## Problem to work on:
Collect all lines from the records below that include the word "this".

Dataset excerpts
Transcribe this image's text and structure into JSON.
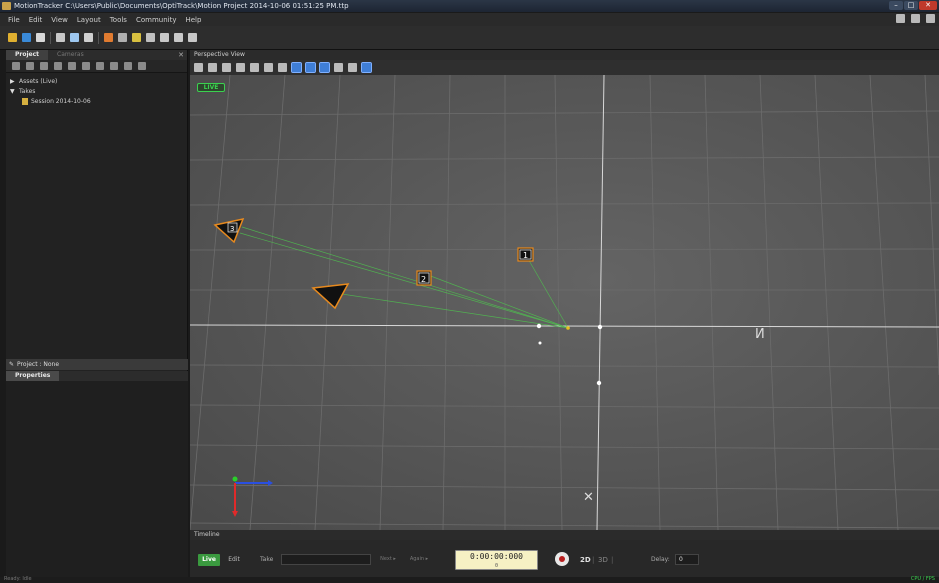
{
  "window": {
    "title": "MotionTracker  C:\\Users\\Public\\Documents\\OptiTrack\\Motion Project 2014-10-06 01:51:25 PM.ttp"
  },
  "menu": [
    "File",
    "Edit",
    "View",
    "Layout",
    "Tools",
    "Community",
    "Help"
  ],
  "left_panel": {
    "tabs": [
      "Project",
      "Cameras"
    ],
    "tree": [
      {
        "label": "Assets (Live)",
        "expanded": false
      },
      {
        "label": "Takes",
        "expanded": true
      }
    ],
    "take_item": "Session 2014-10-06"
  },
  "properties": {
    "header": "Project : None",
    "tab": "Properties"
  },
  "viewport": {
    "title": "Perspective View",
    "live_badge": "LIVE",
    "camera_labels": [
      "1",
      "2",
      "3"
    ]
  },
  "timeline": {
    "title": "Timeline",
    "live_label": "Live",
    "edit_label": "Edit",
    "take_label": "Take",
    "next_label": "Next ▸",
    "again_label": "Again ▸",
    "timecode": "0:00:00:000",
    "timecode_sub": "0",
    "mode_2d": "2D",
    "mode_3d": "3D",
    "delay_label": "Delay:",
    "delay_value": "0"
  },
  "status": {
    "left": "Ready: Idle",
    "right": "CPU / FPS"
  },
  "colors": {
    "live_green": "#3bd14f",
    "timecode_bg": "#f6f1c4",
    "camera_outline": "#e88a1e",
    "ray_green": "#4fbf4f"
  }
}
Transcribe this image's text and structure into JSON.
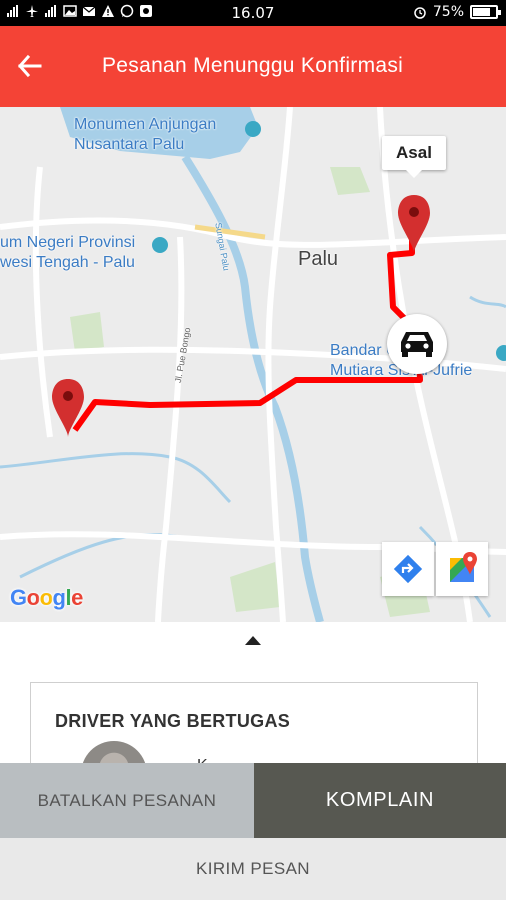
{
  "status_bar": {
    "left_icons": [
      "signal-icon",
      "airplane-icon",
      "signal-icon",
      "image-icon",
      "mail-icon",
      "warning-icon",
      "whatsapp-icon",
      "app-icon"
    ],
    "time": "16.07",
    "alarm_icon": "alarm-icon",
    "battery_percent": "75%",
    "battery_level": 0.75
  },
  "app_bar": {
    "back_icon": "arrow-back-icon",
    "title": "Pesanan Menunggu Konfirmasi",
    "color": "#f44336"
  },
  "map": {
    "labels": {
      "monument": "Monumen Anjungan\nNusantara Palu",
      "museum": "um Negeri Provinsi\nwesi Tengah - Palu",
      "city": "Palu",
      "airport": "Bandar Udara\nMutiara Sis Al-Jufrie",
      "road_vertical": "Jl. Pue Bongo",
      "road_river": "Sungai Palu"
    },
    "origin_tooltip": "Asal",
    "route_color": "#ff0000",
    "directions_icon": "directions-icon",
    "maps_icon": "google-maps-icon",
    "logo": "Google"
  },
  "sheet": {
    "handle_icon": "chevron-up-icon",
    "driver_card": {
      "title": "DRIVER YANG BERTUGAS",
      "name_partial": "K"
    }
  },
  "actions": {
    "cancel_label": "BATALKAN PESANAN",
    "complain_label": "KOMPLAIN",
    "send_label": "KIRIM PESAN"
  },
  "colors": {
    "cancel_bg": "#b9bec1",
    "complain_bg": "#575851",
    "send_bg": "#e9e9e9"
  }
}
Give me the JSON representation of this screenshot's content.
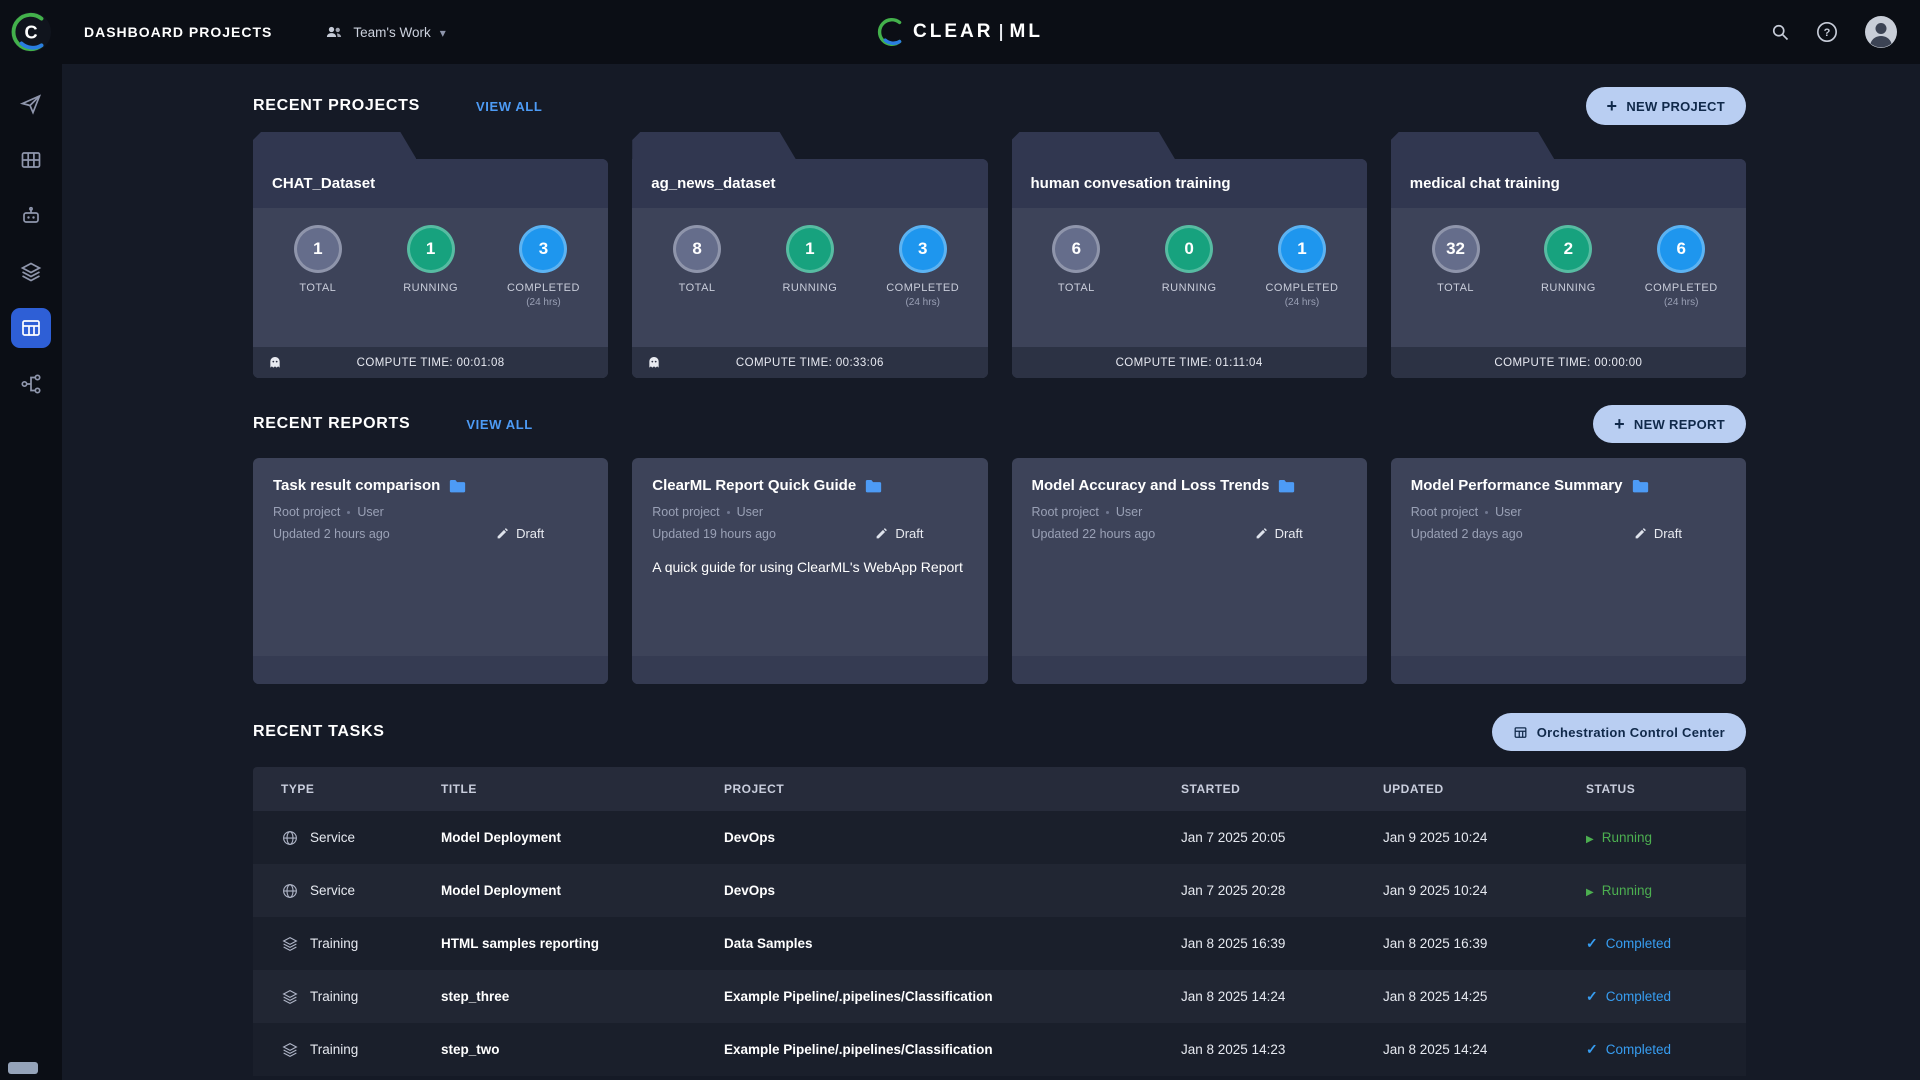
{
  "topbar": {
    "title": "DASHBOARD PROJECTS",
    "workspace": "Team's Work",
    "logo_primary": "CLEAR",
    "logo_secondary": "ML"
  },
  "sidebar": {
    "items": [
      "projects",
      "workers",
      "models",
      "datasets",
      "orchestration",
      "pipelines"
    ],
    "active_item": "orchestration"
  },
  "recent_projects": {
    "heading": "RECENT PROJECTS",
    "view_all": "VIEW ALL",
    "new_project_label": "NEW PROJECT",
    "stat_labels": {
      "total": "TOTAL",
      "running": "RUNNING",
      "completed": "COMPLETED",
      "window": "(24 hrs)"
    },
    "cards": [
      {
        "name": "CHAT_Dataset",
        "total": "1",
        "running": "1",
        "completed": "3",
        "compute_time": "COMPUTE TIME: 00:01:08",
        "has_ghost": true
      },
      {
        "name": "ag_news_dataset",
        "total": "8",
        "running": "1",
        "completed": "3",
        "compute_time": "COMPUTE TIME: 00:33:06",
        "has_ghost": true
      },
      {
        "name": "human convesation training",
        "total": "6",
        "running": "0",
        "completed": "1",
        "compute_time": "COMPUTE TIME: 01:11:04",
        "has_ghost": false
      },
      {
        "name": "medical chat training",
        "total": "32",
        "running": "2",
        "completed": "6",
        "compute_time": "COMPUTE TIME: 00:00:00",
        "has_ghost": false
      }
    ]
  },
  "recent_reports": {
    "heading": "RECENT REPORTS",
    "view_all": "VIEW ALL",
    "new_report_label": "NEW REPORT",
    "cards": [
      {
        "title": "Task result comparison",
        "project": "Root project",
        "author": "User",
        "updated": "Updated 2 hours ago",
        "status": "Draft",
        "description": ""
      },
      {
        "title": "ClearML Report Quick Guide",
        "project": "Root project",
        "author": "User",
        "updated": "Updated 19 hours ago",
        "status": "Draft",
        "description": "A quick guide for using ClearML's WebApp Report"
      },
      {
        "title": "Model Accuracy and Loss Trends",
        "project": "Root project",
        "author": "User",
        "updated": "Updated 22 hours ago",
        "status": "Draft",
        "description": ""
      },
      {
        "title": "Model Performance Summary",
        "project": "Root project",
        "author": "User",
        "updated": "Updated 2 days ago",
        "status": "Draft",
        "description": ""
      }
    ]
  },
  "recent_tasks": {
    "heading": "RECENT TASKS",
    "orchestration_button": "Orchestration Control Center",
    "columns": [
      "TYPE",
      "TITLE",
      "PROJECT",
      "STARTED",
      "UPDATED",
      "STATUS"
    ],
    "rows": [
      {
        "type": "Service",
        "title": "Model Deployment",
        "project": "DevOps",
        "started": "Jan 7 2025 20:05",
        "updated": "Jan 9 2025 10:24",
        "status": "Running"
      },
      {
        "type": "Service",
        "title": "Model Deployment",
        "project": "DevOps",
        "started": "Jan 7 2025 20:28",
        "updated": "Jan 9 2025 10:24",
        "status": "Running"
      },
      {
        "type": "Training",
        "title": "HTML samples reporting",
        "project": "Data Samples",
        "started": "Jan 8 2025 16:39",
        "updated": "Jan 8 2025 16:39",
        "status": "Completed"
      },
      {
        "type": "Training",
        "title": "step_three",
        "project": "Example Pipeline/.pipelines/Classification",
        "started": "Jan 8 2025 14:24",
        "updated": "Jan 8 2025 14:25",
        "status": "Completed"
      },
      {
        "type": "Training",
        "title": "step_two",
        "project": "Example Pipeline/.pipelines/Classification",
        "started": "Jan 8 2025 14:23",
        "updated": "Jan 8 2025 14:24",
        "status": "Completed"
      }
    ]
  },
  "colors": {
    "topbar_bg": "#0b0e15",
    "main_bg": "#151a26",
    "card_bg": "#3d4359",
    "accent_link_blue": "#4d9bf5",
    "button_bg": "#b9cef2",
    "total_gray": "#656d8b",
    "running_green": "#17a27e",
    "completed_blue": "#1e96ee",
    "status_running": "#4caf50",
    "status_completed": "#379df1",
    "sidebar_active_blue": "#2e5fd6"
  }
}
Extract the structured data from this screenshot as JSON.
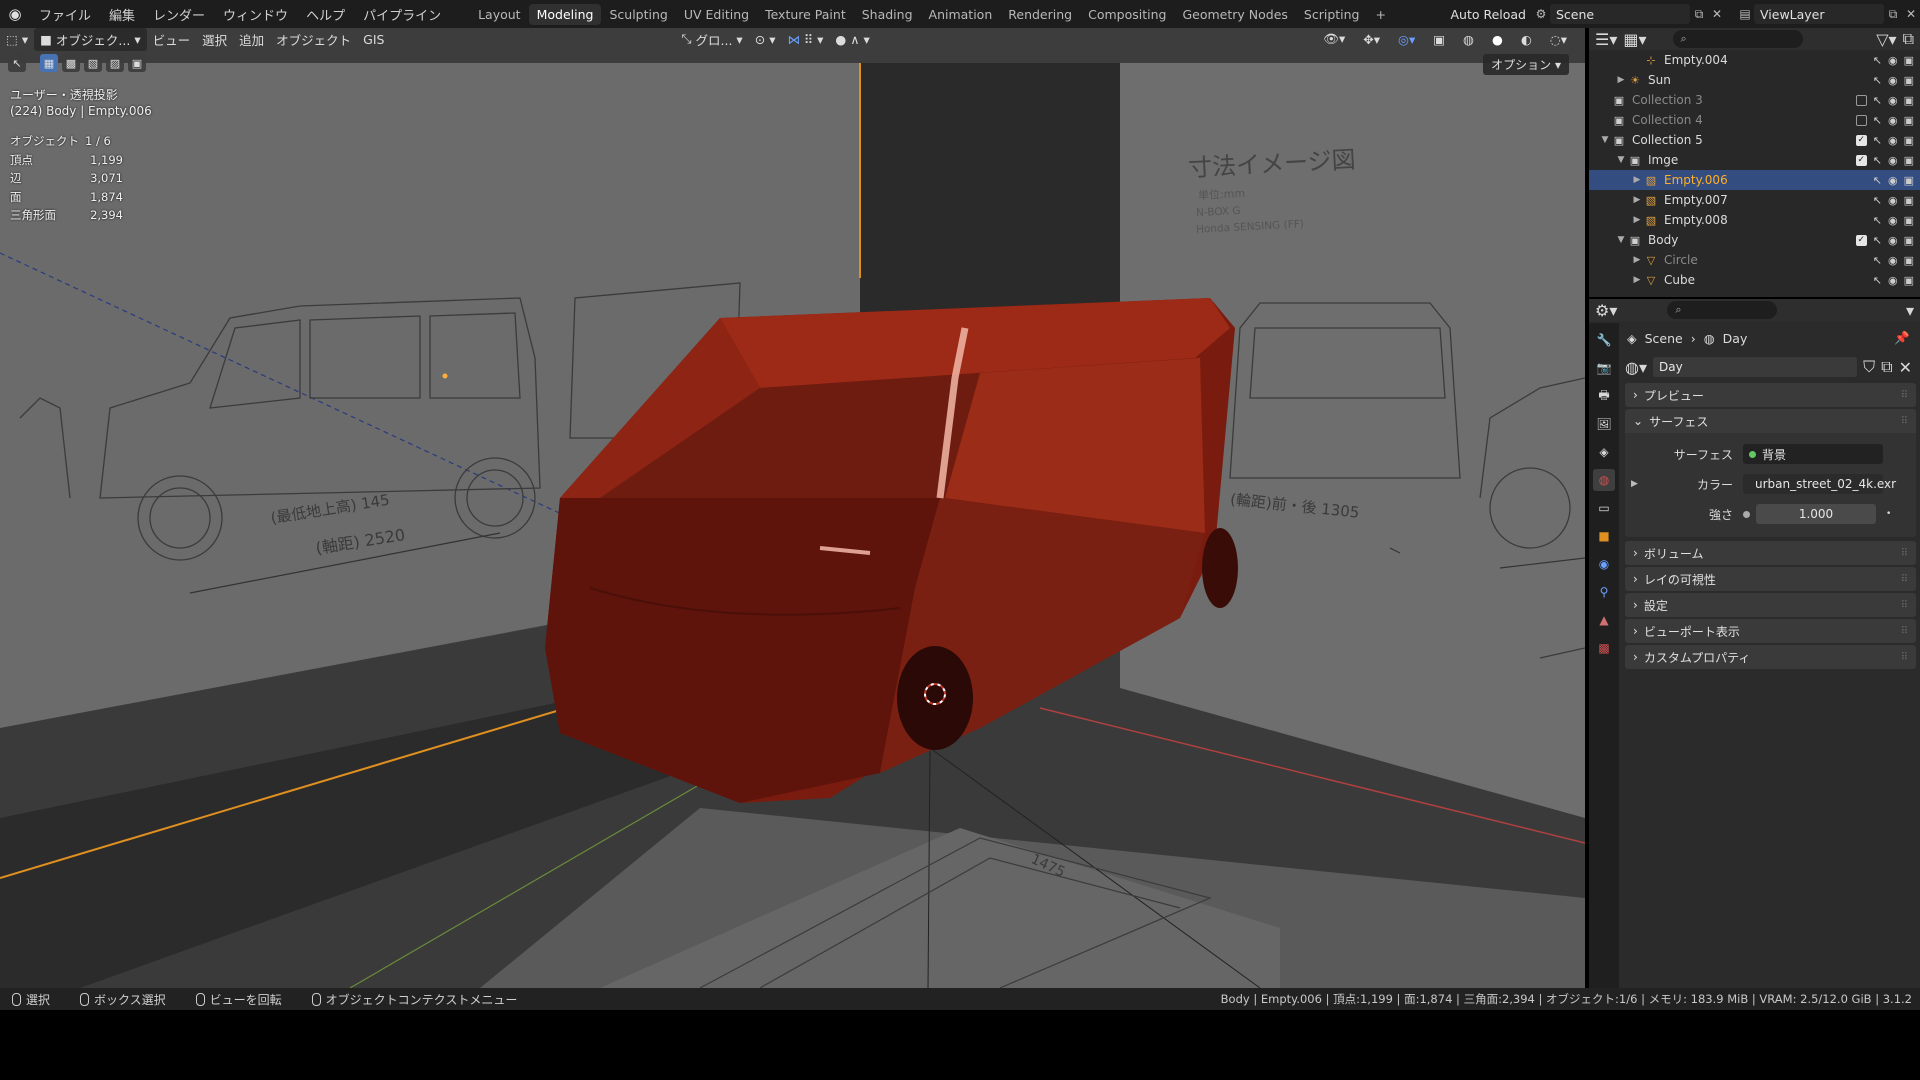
{
  "topbar": {
    "menus": [
      "ファイル",
      "編集",
      "レンダー",
      "ウィンドウ",
      "ヘルプ",
      "パイプライン"
    ],
    "workspaces": [
      "Layout",
      "Modeling",
      "Sculpting",
      "UV Editing",
      "Texture Paint",
      "Shading",
      "Animation",
      "Rendering",
      "Compositing",
      "Geometry Nodes",
      "Scripting"
    ],
    "active_workspace": "Modeling",
    "auto_reload": "Auto Reload",
    "scene": "Scene",
    "view_layer": "ViewLayer"
  },
  "viewport": {
    "mode": "オブジェク...",
    "menus": [
      "ビュー",
      "選択",
      "追加",
      "オブジェクト",
      "GIS"
    ],
    "orientation": "グロ...",
    "options": "オプション",
    "view_name": "ユーザー・透視投影",
    "active_info": "(224) Body | Empty.006",
    "stats": [
      {
        "k": "オブジェクト",
        "v": "1 / 6"
      },
      {
        "k": "頂点",
        "v": "1,199"
      },
      {
        "k": "辺",
        "v": "3,071"
      },
      {
        "k": "面",
        "v": "1,874"
      },
      {
        "k": "三角形面",
        "v": "2,394"
      }
    ],
    "blueprint": {
      "title": "寸法イメージ図",
      "unit": "単位:mm",
      "model": "N-BOX G",
      "variant": "Honda SENSING (FF)",
      "dim1": "(最低地上高) 145",
      "dim2": "(軸距) 2520",
      "dim3": "(輪距)前・後 1305",
      "dim4": "1475"
    }
  },
  "outliner": {
    "rows": [
      {
        "label": "Empty.004",
        "indent": 3,
        "icon": "empty",
        "arrow": "",
        "dim": false,
        "sel": false,
        "checkbox": "none"
      },
      {
        "label": "Sun",
        "indent": 2,
        "icon": "light",
        "arrow": "▶",
        "dim": false,
        "sel": false,
        "checkbox": "none"
      },
      {
        "label": "Collection 3",
        "indent": 1,
        "icon": "collection",
        "arrow": "",
        "dim": true,
        "sel": false,
        "checkbox": "off"
      },
      {
        "label": "Collection 4",
        "indent": 1,
        "icon": "collection",
        "arrow": "",
        "dim": true,
        "sel": false,
        "checkbox": "off"
      },
      {
        "label": "Collection 5",
        "indent": 1,
        "icon": "collection",
        "arrow": "▼",
        "dim": false,
        "sel": false,
        "checkbox": "on"
      },
      {
        "label": "Imge",
        "indent": 2,
        "icon": "collection",
        "arrow": "▼",
        "dim": false,
        "sel": false,
        "checkbox": "on"
      },
      {
        "label": "Empty.006",
        "indent": 3,
        "icon": "image-empty",
        "arrow": "▶",
        "dim": false,
        "sel": true,
        "checkbox": "none"
      },
      {
        "label": "Empty.007",
        "indent": 3,
        "icon": "image-empty",
        "arrow": "▶",
        "dim": false,
        "sel": false,
        "checkbox": "none"
      },
      {
        "label": "Empty.008",
        "indent": 3,
        "icon": "image-empty",
        "arrow": "▶",
        "dim": false,
        "sel": false,
        "checkbox": "none"
      },
      {
        "label": "Body",
        "indent": 2,
        "icon": "collection",
        "arrow": "▼",
        "dim": false,
        "sel": false,
        "checkbox": "on"
      },
      {
        "label": "Circle",
        "indent": 3,
        "icon": "mesh",
        "arrow": "▶",
        "dim": true,
        "sel": false,
        "checkbox": "none"
      },
      {
        "label": "Cube",
        "indent": 3,
        "icon": "mesh",
        "arrow": "▶",
        "dim": false,
        "sel": false,
        "checkbox": "none"
      }
    ]
  },
  "properties": {
    "breadcrumb_scene": "Scene",
    "breadcrumb_world": "Day",
    "world_name": "Day",
    "panels": {
      "preview": "プレビュー",
      "surface": "サーフェス",
      "volume": "ボリューム",
      "ray_visibility": "レイの可視性",
      "settings": "設定",
      "viewport_display": "ビューポート表示",
      "custom_props": "カスタムプロパティ"
    },
    "surface_label": "サーフェス",
    "surface_value": "背景",
    "color_label": "カラー",
    "color_value": "urban_street_02_4k.exr",
    "strength_label": "強さ",
    "strength_value": "1.000"
  },
  "statusbar": {
    "select": "選択",
    "box_select": "ボックス選択",
    "rotate": "ビューを回転",
    "context_menu": "オブジェクトコンテクストメニュー",
    "right_info": "Body | Empty.006 | 頂点:1,199 | 面:1,874 | 三角面:2,394 | オブジェクト:1/6 | メモリ: 183.9 MiB | VRAM: 2.5/12.0 GiB | 3.1.2"
  },
  "colors": {
    "accent": "#4772b3",
    "selection_row": "#334d80",
    "car_body": "#8b1e10",
    "active_object": "#ffaf29"
  }
}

## Problem solution:
Transcribe this image's text and structure into JSON.
Transcribe this image's text and structure into JSON.
Give me the JSON representation of this screenshot's content.
Extract the structured data from this screenshot as JSON.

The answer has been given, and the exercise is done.